DATA IN THIS EXERCISE
•••

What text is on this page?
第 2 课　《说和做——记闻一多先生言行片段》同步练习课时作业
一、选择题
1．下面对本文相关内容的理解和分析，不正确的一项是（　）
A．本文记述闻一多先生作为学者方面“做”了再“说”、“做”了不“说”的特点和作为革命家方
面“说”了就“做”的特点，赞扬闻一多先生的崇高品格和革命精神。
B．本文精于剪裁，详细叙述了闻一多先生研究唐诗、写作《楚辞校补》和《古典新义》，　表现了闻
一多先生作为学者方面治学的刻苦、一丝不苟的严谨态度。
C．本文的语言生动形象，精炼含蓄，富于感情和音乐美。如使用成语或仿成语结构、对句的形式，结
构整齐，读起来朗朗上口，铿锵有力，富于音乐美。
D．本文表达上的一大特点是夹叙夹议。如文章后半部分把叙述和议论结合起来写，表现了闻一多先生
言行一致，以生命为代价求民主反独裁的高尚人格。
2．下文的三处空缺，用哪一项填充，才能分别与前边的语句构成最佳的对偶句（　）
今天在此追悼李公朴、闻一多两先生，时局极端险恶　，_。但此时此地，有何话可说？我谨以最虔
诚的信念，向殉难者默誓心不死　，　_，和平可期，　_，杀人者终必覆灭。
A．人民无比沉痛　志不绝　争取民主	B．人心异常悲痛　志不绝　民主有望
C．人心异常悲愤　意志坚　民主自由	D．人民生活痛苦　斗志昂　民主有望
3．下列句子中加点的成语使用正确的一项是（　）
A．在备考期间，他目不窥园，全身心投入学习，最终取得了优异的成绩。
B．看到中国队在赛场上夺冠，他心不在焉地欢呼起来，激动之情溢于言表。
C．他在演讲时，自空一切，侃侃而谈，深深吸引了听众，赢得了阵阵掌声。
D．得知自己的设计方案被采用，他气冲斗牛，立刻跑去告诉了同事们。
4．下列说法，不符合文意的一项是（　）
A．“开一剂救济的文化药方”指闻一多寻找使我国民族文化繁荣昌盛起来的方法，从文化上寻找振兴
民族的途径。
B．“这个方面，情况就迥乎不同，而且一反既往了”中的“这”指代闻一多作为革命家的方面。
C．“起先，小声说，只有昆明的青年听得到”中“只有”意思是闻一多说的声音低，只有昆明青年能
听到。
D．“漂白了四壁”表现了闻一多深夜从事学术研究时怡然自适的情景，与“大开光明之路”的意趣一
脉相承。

•••

EXERCISE DIRECTIONS
Transcribe each entry exactly.

COMPLETED EXERCISE
What text is on this page?
第 2 课　《说和做——记闻一多先生言行片段》同步练习课时作业
一、选择题
1．下面对本文相关内容的理解和分析，不正确的一项是（　）
A．本文记述闻一多先生作为学者方面“做”了再“说”、“做”了不“说”的特点和作为革命家方
面“说”了就“做”的特点，赞扬闻一多先生的崇高品格和革命精神。
B．本文精于剪裁，详细叙述了闻一多先生研究唐诗、写作《楚辞校补》和《古典新义》，　表现了闻
一多先生作为学者方面治学的刻苦、一丝不苟的严谨态度。
C．本文的语言生动形象，精炼含蓄，富于感情和音乐美。如使用成语或仿成语结构、对句的形式，结
构整齐，读起来朗朗上口，铿锵有力，富于音乐美。
D．本文表达上的一大特点是夹叙夹议。如文章后半部分把叙述和议论结合起来写，表现了闻一多先生
言行一致，以生命为代价求民主反独裁的高尚人格。
2．下文的三处空缺，用哪一项填充，才能分别与前边的语句构成最佳的对偶句（　）
今天在此追悼李公朴、闻一多两先生，时局极端险恶　，_。但此时此地，有何话可说？我谨以最虔
诚的信念，向殉难者默誓心不死　，　_，和平可期，　_，杀人者终必覆灭。
A．人民无比沉痛　志不绝　争取民主	B．人心异常悲痛　志不绝　民主有望
C．人心异常悲愤　意志坚　民主自由	D．人民生活痛苦　斗志昂　民主有望
3．下列句子中加点的成语使用正确的一项是（　）
A．在备考期间，他目不窥园，全身心投入学习，最终取得了优异的成绩。
B．看到中国队在赛场上夺冠，他心不在焉地欢呼起来，激动之情溢于言表。
C．他在演讲时，自空一切，侃侃而谈，深深吸引了听众，赢得了阵阵掌声。
D．得知自己的设计方案被采用，他气冲斗牛，立刻跑去告诉了同事们。
4．下列说法，不符合文意的一项是（　）
A．“开一剂救济的文化药方”指闻一多寻找使我国民族文化繁荣昌盛起来的方法，从文化上寻找振兴
民族的途径。
B．“这个方面，情况就迥乎不同，而且一反既往了”中的“这”指代闻一多作为革命家的方面。
C．“起先，小声说，只有昆明的青年听得到”中“只有”意思是闻一多说的声音低，只有昆明青年能
听到。
D．“漂白了四壁”表现了闻一多深夜从事学术研究时怡然自适的情景，与“大开光明之路”的意趣一
脉相承。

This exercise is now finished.